■ Exercise
Copy the entries starting at the line containing "Identify all the" and ending at the line containing "u-axis-label: -0.4 — [26, 359, 44, 369]", keeping every character the same.

■ Working data
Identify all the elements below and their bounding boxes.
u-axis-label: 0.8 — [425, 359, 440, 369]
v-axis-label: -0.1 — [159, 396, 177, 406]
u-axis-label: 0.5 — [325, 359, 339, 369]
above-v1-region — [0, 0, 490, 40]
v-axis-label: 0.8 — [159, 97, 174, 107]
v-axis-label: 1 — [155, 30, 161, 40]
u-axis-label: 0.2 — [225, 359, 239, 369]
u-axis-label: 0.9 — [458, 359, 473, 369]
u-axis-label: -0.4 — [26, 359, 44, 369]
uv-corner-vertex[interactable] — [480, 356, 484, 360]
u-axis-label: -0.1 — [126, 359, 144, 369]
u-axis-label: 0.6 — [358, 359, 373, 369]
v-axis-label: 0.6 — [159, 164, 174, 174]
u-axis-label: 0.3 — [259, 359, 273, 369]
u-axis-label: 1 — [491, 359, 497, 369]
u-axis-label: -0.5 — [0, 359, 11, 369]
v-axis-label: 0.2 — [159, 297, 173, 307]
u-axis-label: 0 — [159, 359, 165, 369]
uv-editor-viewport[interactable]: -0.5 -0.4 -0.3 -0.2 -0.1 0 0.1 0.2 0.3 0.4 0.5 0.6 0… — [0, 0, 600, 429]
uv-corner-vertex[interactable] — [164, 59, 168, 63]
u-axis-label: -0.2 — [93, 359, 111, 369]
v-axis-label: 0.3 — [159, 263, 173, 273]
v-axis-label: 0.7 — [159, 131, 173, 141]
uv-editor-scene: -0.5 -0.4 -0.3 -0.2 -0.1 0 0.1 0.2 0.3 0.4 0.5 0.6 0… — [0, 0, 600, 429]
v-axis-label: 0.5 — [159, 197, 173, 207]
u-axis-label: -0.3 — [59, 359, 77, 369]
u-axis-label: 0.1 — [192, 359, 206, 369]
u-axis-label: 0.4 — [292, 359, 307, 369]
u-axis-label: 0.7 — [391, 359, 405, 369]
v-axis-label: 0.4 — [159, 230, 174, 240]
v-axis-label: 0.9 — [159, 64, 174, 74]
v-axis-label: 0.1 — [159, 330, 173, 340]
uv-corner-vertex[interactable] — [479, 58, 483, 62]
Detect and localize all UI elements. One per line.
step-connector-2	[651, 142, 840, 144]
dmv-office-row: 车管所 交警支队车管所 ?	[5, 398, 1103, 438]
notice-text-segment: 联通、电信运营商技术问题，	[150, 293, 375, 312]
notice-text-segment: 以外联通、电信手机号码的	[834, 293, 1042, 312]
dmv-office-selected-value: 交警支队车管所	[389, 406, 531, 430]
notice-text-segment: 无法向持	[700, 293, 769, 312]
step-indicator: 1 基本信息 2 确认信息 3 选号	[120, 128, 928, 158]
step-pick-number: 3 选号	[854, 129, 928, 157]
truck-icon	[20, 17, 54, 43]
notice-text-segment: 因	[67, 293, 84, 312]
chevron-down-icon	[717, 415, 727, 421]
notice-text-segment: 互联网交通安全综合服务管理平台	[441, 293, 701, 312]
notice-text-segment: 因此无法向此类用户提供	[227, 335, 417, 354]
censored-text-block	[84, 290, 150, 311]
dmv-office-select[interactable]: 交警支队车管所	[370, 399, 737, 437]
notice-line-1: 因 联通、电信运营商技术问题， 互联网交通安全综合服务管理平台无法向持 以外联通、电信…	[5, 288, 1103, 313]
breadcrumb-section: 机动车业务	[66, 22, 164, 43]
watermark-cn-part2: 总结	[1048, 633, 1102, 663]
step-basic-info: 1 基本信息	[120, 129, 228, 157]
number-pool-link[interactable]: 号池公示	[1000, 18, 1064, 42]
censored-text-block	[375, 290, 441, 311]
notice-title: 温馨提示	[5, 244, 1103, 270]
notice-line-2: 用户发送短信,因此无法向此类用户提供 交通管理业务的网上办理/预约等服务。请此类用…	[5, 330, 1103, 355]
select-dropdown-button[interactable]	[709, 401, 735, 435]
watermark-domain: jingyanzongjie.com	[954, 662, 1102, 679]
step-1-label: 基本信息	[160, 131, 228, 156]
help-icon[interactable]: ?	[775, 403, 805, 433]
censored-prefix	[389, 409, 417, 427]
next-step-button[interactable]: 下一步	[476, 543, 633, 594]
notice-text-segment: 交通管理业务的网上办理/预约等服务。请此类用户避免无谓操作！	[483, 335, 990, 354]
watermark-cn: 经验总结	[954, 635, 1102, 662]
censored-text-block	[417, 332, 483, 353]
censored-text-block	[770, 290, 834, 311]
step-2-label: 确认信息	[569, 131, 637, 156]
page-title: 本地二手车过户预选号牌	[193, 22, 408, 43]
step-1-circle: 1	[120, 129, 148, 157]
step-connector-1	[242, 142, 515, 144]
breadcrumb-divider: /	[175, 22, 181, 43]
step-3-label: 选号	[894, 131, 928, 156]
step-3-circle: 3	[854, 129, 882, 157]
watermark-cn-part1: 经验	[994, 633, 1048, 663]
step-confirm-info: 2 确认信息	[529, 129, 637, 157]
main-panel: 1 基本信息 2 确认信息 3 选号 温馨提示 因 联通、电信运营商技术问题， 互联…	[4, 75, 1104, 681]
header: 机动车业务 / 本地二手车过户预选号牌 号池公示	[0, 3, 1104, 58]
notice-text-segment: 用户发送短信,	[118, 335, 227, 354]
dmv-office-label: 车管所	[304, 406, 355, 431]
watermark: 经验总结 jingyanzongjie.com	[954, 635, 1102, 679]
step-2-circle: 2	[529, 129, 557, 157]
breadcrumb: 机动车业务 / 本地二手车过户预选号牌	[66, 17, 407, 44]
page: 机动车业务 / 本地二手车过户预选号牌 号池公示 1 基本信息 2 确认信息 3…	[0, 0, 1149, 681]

---

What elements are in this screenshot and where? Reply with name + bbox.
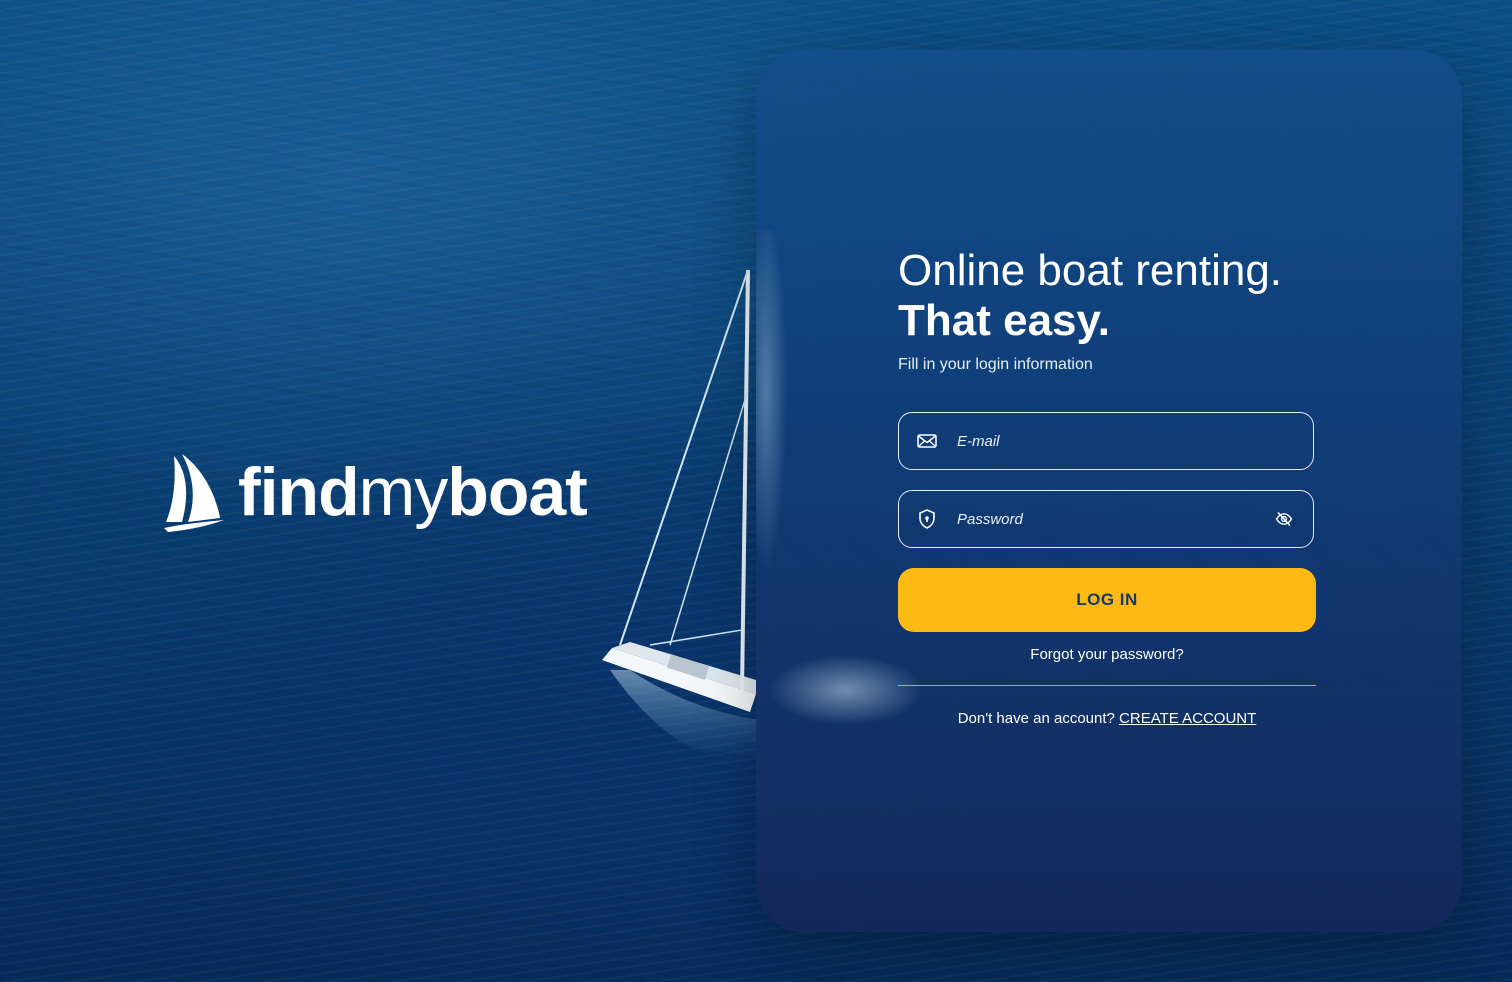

■ Result of this exercise
Identify all the elements below and their bounding boxes.
u-axis-label: 0.8 — [425, 359, 440, 369]
v-axis-label: -0.1 — [159, 396, 177, 406]
u-axis-label: 0.5 — [325, 359, 339, 369]
above-v1-region — [0, 0, 490, 40]
v-axis-label: 0.8 — [159, 97, 174, 107]
v-axis-label: 1 — [155, 30, 161, 40]
u-axis-label: 0.2 — [225, 359, 239, 369]
u-axis-label: 0.9 — [458, 359, 473, 369]
u-axis-label: -0.4 — [26, 359, 44, 369]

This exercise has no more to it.